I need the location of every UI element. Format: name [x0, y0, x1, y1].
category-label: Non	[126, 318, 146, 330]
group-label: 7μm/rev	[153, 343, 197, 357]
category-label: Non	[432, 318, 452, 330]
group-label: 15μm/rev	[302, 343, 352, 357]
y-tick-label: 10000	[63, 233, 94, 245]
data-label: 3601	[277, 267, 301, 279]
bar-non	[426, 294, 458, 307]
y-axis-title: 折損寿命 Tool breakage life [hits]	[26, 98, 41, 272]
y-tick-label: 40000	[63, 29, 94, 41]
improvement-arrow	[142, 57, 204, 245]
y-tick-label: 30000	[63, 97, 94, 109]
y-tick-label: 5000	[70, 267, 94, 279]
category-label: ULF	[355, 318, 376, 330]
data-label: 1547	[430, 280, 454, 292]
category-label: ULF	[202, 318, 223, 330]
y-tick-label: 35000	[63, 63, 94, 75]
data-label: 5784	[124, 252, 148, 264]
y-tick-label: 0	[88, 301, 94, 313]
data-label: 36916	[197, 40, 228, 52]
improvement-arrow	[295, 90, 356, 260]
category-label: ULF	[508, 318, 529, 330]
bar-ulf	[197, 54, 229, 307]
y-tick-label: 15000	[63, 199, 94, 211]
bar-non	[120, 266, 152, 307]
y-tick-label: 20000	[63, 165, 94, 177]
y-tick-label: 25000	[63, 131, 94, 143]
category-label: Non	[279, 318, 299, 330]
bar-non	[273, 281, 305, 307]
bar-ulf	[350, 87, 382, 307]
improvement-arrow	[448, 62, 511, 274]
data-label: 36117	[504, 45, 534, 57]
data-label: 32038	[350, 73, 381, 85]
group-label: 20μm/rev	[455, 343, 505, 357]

----------

** WHAT TO PRODUCE **
Arrange the lines above as a Markdown table with the columns "Row" and "Line", numbering each row and omitting any blank lines.

** COMPLETED TASK **
| Row | Line |
|---|---|
| 1 | I need the location of every UI element. Format: name [x0, y0, x1, y1]. |
| 2 | category-label: Non	[126, 318, 146, 330] |
| 3 | group-label: 7μm/rev	[153, 343, 197, 357] |
| 4 | category-label: Non	[432, 318, 452, 330] |
| 5 | group-label: 15μm/rev	[302, 343, 352, 357] |
| 6 | y-tick-label: 10000	[63, 233, 94, 245] |
| 7 | data-label: 3601	[277, 267, 301, 279] |
| 8 | bar-non	[426, 294, 458, 307] |
| 9 | y-axis-title: 折損寿命 Tool breakage life [hits]	[26, 98, 41, 272] |
| 10 | y-tick-label: 40000	[63, 29, 94, 41] |
| 11 | improvement-arrow	[142, 57, 204, 245] |
| 12 | y-tick-label: 30000	[63, 97, 94, 109] |
| 13 | y-tick-label: 5000	[70, 267, 94, 279] |
| 14 | category-label: ULF	[355, 318, 376, 330] |
| 15 | data-label: 1547	[430, 280, 454, 292] |
| 16 | category-label: ULF	[202, 318, 223, 330] |
| 17 | y-tick-label: 35000	[63, 63, 94, 75] |
| 18 | data-label: 5784	[124, 252, 148, 264] |
| 19 | y-tick-label: 0	[88, 301, 94, 313] |
| 20 | data-label: 36916	[197, 40, 228, 52] |
| 21 | improvement-arrow	[295, 90, 356, 260] |
| 22 | category-label: ULF	[508, 318, 529, 330] |
| 23 | bar-ulf	[197, 54, 229, 307] |
| 24 | y-tick-label: 15000	[63, 199, 94, 211] |
| 25 | bar-non	[120, 266, 152, 307] |
| 26 | y-tick-label: 20000	[63, 165, 94, 177] |
| 27 | y-tick-label: 25000	[63, 131, 94, 143] |
| 28 | category-label: Non	[279, 318, 299, 330] |
| 29 | bar-non	[273, 281, 305, 307] |
| 30 | bar-ulf	[350, 87, 382, 307] |
| 31 | improvement-arrow	[448, 62, 511, 274] |
| 32 | data-label: 36117	[504, 45, 534, 57] |
| 33 | data-label: 32038	[350, 73, 381, 85] |
| 34 | group-label: 20μm/rev	[455, 343, 505, 357] |